= INSTRUCTIONS FOR THE TASK =
Output the data that follows exactly, line for line.

= DATA TO USE =
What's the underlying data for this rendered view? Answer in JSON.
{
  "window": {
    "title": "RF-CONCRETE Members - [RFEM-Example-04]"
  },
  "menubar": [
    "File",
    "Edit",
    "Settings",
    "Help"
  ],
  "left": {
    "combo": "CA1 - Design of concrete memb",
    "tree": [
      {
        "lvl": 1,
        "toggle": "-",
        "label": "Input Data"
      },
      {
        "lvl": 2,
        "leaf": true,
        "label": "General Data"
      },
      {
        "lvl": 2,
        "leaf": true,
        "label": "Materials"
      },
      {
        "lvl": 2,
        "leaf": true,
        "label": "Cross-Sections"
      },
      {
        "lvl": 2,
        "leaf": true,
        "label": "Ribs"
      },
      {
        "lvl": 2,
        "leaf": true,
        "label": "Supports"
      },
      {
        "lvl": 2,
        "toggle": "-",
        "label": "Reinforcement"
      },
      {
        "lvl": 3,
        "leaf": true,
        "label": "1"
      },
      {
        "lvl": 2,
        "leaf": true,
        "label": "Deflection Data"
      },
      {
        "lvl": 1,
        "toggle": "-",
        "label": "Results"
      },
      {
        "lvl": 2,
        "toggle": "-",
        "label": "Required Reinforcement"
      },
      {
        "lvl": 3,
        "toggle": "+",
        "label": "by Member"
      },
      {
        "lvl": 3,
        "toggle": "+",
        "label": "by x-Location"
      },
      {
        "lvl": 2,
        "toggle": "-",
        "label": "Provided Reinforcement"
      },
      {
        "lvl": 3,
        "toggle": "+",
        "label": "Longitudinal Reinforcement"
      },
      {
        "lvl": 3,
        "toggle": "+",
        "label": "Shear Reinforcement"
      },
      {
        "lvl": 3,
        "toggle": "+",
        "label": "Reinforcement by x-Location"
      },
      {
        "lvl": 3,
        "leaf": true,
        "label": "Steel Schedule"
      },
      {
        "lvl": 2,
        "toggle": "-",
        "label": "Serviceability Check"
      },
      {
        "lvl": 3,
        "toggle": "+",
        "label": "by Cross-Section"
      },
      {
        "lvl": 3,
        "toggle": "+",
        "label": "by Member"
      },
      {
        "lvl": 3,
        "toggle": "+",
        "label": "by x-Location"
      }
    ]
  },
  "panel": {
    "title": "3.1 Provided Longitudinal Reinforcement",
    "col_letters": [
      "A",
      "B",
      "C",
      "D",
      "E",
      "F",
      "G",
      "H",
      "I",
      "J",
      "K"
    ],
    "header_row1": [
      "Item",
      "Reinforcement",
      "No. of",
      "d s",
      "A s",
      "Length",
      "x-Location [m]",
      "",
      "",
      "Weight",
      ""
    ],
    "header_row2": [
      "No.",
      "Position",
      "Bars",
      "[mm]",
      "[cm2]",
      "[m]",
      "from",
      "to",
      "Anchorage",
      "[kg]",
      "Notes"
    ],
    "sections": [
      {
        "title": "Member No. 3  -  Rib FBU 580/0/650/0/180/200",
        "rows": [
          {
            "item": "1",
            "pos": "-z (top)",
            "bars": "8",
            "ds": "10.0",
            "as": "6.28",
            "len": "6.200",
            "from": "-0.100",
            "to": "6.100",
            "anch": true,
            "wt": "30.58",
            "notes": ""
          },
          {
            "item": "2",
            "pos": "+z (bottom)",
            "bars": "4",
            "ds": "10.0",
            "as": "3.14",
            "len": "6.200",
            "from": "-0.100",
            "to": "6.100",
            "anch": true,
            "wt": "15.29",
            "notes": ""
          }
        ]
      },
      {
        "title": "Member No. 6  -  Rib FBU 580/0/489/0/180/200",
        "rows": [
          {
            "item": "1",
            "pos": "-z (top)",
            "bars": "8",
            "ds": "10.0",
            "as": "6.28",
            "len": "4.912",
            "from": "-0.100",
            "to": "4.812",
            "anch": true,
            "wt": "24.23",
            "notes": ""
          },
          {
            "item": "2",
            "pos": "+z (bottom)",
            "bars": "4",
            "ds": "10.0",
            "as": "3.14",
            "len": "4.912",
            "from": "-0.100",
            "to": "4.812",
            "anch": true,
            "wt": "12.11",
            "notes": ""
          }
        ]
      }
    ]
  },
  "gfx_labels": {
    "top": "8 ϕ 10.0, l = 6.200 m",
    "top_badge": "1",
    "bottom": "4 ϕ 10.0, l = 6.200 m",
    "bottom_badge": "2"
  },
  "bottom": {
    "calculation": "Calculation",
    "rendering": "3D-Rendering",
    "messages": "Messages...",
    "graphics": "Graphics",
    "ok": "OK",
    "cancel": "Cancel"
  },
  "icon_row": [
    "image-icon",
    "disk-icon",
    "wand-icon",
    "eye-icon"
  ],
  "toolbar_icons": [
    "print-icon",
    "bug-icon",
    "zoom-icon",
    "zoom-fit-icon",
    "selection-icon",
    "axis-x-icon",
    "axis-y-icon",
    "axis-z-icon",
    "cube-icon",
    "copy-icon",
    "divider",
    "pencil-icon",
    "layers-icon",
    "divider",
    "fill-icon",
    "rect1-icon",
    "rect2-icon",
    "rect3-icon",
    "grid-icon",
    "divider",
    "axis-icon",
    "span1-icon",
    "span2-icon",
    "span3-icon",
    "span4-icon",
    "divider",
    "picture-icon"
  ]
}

= PROBLEM SOLUTION =
What's the underlying data for this rendered view? Answer in JSON.
{
  "window": {
    "title": "RF-CONCRETE Members - [RFEM-Example-04]"
  },
  "menubar": [
    "File",
    "Edit",
    "Settings",
    "Help"
  ],
  "left": {
    "combo": "CA1 - Design of concrete memb",
    "tree": [
      {
        "lvl": 1,
        "toggle": "-",
        "label": "Input Data"
      },
      {
        "lvl": 2,
        "leaf": true,
        "label": "General Data"
      },
      {
        "lvl": 2,
        "leaf": true,
        "label": "Materials"
      },
      {
        "lvl": 2,
        "leaf": true,
        "label": "Cross-Sections"
      },
      {
        "lvl": 2,
        "leaf": true,
        "label": "Ribs"
      },
      {
        "lvl": 2,
        "leaf": true,
        "label": "Supports"
      },
      {
        "lvl": 2,
        "toggle": "-",
        "label": "Reinforcement"
      },
      {
        "lvl": 3,
        "leaf": true,
        "label": "1"
      },
      {
        "lvl": 2,
        "leaf": true,
        "label": "Deflection Data"
      },
      {
        "lvl": 1,
        "toggle": "-",
        "label": "Results"
      },
      {
        "lvl": 2,
        "toggle": "-",
        "label": "Required Reinforcement"
      },
      {
        "lvl": 3,
        "toggle": "+",
        "label": "by Member"
      },
      {
        "lvl": 3,
        "toggle": "+",
        "label": "by x-Location"
      },
      {
        "lvl": 2,
        "toggle": "-",
        "label": "Provided Reinforcement"
      },
      {
        "lvl": 3,
        "toggle": "+",
        "label": "Longitudinal Reinforcement"
      },
      {
        "lvl": 3,
        "toggle": "+",
        "label": "Shear Reinforcement"
      },
      {
        "lvl": 3,
        "toggle": "+",
        "label": "Reinforcement by x-Location"
      },
      {
        "lvl": 3,
        "leaf": true,
        "label": "Steel Schedule"
      },
      {
        "lvl": 2,
        "toggle": "-",
        "label": "Serviceability Check"
      },
      {
        "lvl": 3,
        "toggle": "+",
        "label": "by Cross-Section"
      },
      {
        "lvl": 3,
        "toggle": "+",
        "label": "by Member"
      },
      {
        "lvl": 3,
        "toggle": "+",
        "label": "by x-Location"
      }
    ]
  },
  "panel": {
    "title": "3.1 Provided Longitudinal Reinforcement",
    "col_letters": [
      "A",
      "B",
      "C",
      "D",
      "E",
      "F",
      "G",
      "H",
      "I",
      "J",
      "K"
    ],
    "header_row1": [
      "Item",
      "Reinforcement",
      "No. of",
      "d s",
      "A s",
      "Length",
      "x-Location [m]",
      "",
      "",
      "Weight",
      ""
    ],
    "header_row2": [
      "No.",
      "Position",
      "Bars",
      "[mm]",
      "[cm2]",
      "[m]",
      "from",
      "to",
      "Anchorage",
      "[kg]",
      "Notes"
    ],
    "sections": [
      {
        "title": "Member No. 3  -  Rib FBU 580/0/650/0/180/200",
        "rows": [
          {
            "item": "1",
            "pos": "-z (top)",
            "bars": "8",
            "ds": "10.0",
            "as": "6.28",
            "len": "6.200",
            "from": "-0.100",
            "to": "6.100",
            "anch": true,
            "wt": "30.58",
            "notes": ""
          },
          {
            "item": "2",
            "pos": "+z (bottom)",
            "bars": "4",
            "ds": "10.0",
            "as": "3.14",
            "len": "6.200",
            "from": "-0.100",
            "to": "6.100",
            "anch": true,
            "wt": "15.29",
            "notes": ""
          }
        ]
      },
      {
        "title": "Member No. 6  -  Rib FBU 580/0/489/0/180/200",
        "rows": [
          {
            "item": "1",
            "pos": "-z (top)",
            "bars": "8",
            "ds": "10.0",
            "as": "6.28",
            "len": "4.912",
            "from": "-0.100",
            "to": "4.812",
            "anch": true,
            "wt": "24.23",
            "notes": ""
          },
          {
            "item": "2",
            "pos": "+z (bottom)",
            "bars": "4",
            "ds": "10.0",
            "as": "3.14",
            "len": "4.912",
            "from": "-0.100",
            "to": "4.812",
            "anch": true,
            "wt": "12.11",
            "notes": ""
          }
        ]
      }
    ]
  },
  "gfx_labels": {
    "top": "8 ϕ 10.0, l = 6.200 m",
    "top_badge": "1",
    "bottom": "4 ϕ 10.0, l = 6.200 m",
    "bottom_badge": "2"
  },
  "bottom": {
    "calculation": "Calculation",
    "rendering": "3D-Rendering",
    "messages": "Messages...",
    "graphics": "Graphics",
    "ok": "OK",
    "cancel": "Cancel"
  },
  "icon_row": [
    "image-icon",
    "disk-icon",
    "wand-icon",
    "eye-icon"
  ],
  "toolbar_icons": [
    "print-icon",
    "bug-icon",
    "zoom-icon",
    "zoom-fit-icon",
    "selection-icon",
    "axis-x-icon",
    "axis-y-icon",
    "axis-z-icon",
    "cube-icon",
    "copy-icon",
    "divider",
    "pencil-icon",
    "layers-icon",
    "divider",
    "fill-icon",
    "rect1-icon",
    "rect2-icon",
    "rect3-icon",
    "grid-icon",
    "divider",
    "axis-icon",
    "span1-icon",
    "span2-icon",
    "span3-icon",
    "span4-icon",
    "divider",
    "picture-icon"
  ]
}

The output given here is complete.